=== Source records ===
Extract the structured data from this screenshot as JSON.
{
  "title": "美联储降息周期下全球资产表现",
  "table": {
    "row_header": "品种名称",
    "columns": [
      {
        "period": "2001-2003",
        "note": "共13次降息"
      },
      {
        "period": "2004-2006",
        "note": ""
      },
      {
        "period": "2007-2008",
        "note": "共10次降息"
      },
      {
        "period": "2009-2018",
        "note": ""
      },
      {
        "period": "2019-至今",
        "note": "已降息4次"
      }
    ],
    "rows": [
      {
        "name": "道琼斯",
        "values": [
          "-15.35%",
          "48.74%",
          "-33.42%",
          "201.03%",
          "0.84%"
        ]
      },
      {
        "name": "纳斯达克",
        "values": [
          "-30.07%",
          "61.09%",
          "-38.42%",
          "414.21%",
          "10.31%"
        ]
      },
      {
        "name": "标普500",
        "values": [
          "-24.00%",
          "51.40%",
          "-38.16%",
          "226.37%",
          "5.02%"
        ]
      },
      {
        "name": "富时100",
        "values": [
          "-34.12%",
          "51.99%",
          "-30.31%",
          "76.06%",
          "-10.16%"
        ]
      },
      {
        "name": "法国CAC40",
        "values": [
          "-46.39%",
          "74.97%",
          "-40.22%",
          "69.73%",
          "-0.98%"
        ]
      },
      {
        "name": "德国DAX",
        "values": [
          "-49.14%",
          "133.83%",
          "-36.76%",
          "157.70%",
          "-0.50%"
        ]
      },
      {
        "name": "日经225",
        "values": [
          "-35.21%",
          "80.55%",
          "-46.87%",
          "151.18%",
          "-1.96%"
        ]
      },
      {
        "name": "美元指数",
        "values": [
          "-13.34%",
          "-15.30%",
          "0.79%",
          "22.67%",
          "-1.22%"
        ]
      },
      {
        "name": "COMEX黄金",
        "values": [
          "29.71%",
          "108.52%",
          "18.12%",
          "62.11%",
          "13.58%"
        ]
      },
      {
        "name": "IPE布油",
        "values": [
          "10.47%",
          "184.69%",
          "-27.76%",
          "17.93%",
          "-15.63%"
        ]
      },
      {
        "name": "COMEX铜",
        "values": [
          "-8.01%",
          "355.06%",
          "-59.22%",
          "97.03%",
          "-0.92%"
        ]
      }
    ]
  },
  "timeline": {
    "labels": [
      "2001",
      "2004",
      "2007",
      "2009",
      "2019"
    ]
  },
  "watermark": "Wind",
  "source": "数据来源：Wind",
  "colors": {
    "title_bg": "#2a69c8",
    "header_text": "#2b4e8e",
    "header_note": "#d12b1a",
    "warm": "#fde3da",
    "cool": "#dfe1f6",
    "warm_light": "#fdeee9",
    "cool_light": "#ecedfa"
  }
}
===
▶ [Written task] Output all preceding records character for character.

▶ [The output]
Extract the structured data from this screenshot as JSON.
{
  "title": "美联储降息周期下全球资产表现",
  "table": {
    "row_header": "品种名称",
    "columns": [
      {
        "period": "2001-2003",
        "note": "共13次降息"
      },
      {
        "period": "2004-2006",
        "note": ""
      },
      {
        "period": "2007-2008",
        "note": "共10次降息"
      },
      {
        "period": "2009-2018",
        "note": ""
      },
      {
        "period": "2019-至今",
        "note": "已降息4次"
      }
    ],
    "rows": [
      {
        "name": "道琼斯",
        "values": [
          "-15.35%",
          "48.74%",
          "-33.42%",
          "201.03%",
          "0.84%"
        ]
      },
      {
        "name": "纳斯达克",
        "values": [
          "-30.07%",
          "61.09%",
          "-38.42%",
          "414.21%",
          "10.31%"
        ]
      },
      {
        "name": "标普500",
        "values": [
          "-24.00%",
          "51.40%",
          "-38.16%",
          "226.37%",
          "5.02%"
        ]
      },
      {
        "name": "富时100",
        "values": [
          "-34.12%",
          "51.99%",
          "-30.31%",
          "76.06%",
          "-10.16%"
        ]
      },
      {
        "name": "法国CAC40",
        "values": [
          "-46.39%",
          "74.97%",
          "-40.22%",
          "69.73%",
          "-0.98%"
        ]
      },
      {
        "name": "德国DAX",
        "values": [
          "-49.14%",
          "133.83%",
          "-36.76%",
          "157.70%",
          "-0.50%"
        ]
      },
      {
        "name": "日经225",
        "values": [
          "-35.21%",
          "80.55%",
          "-46.87%",
          "151.18%",
          "-1.96%"
        ]
      },
      {
        "name": "美元指数",
        "values": [
          "-13.34%",
          "-15.30%",
          "0.79%",
          "22.67%",
          "-1.22%"
        ]
      },
      {
        "name": "COMEX黄金",
        "values": [
          "29.71%",
          "108.52%",
          "18.12%",
          "62.11%",
          "13.58%"
        ]
      },
      {
        "name": "IPE布油",
        "values": [
          "10.47%",
          "184.69%",
          "-27.76%",
          "17.93%",
          "-15.63%"
        ]
      },
      {
        "name": "COMEX铜",
        "values": [
          "-8.01%",
          "355.06%",
          "-59.22%",
          "97.03%",
          "-0.92%"
        ]
      }
    ]
  },
  "timeline": {
    "labels": [
      "2001",
      "2004",
      "2007",
      "2009",
      "2019"
    ]
  },
  "watermark": "Wind",
  "source": "数据来源：Wind",
  "colors": {
    "title_bg": "#2a69c8",
    "header_text": "#2b4e8e",
    "header_note": "#d12b1a",
    "warm": "#fde3da",
    "cool": "#dfe1f6",
    "warm_light": "#fdeee9",
    "cool_light": "#ecedfa"
  }
}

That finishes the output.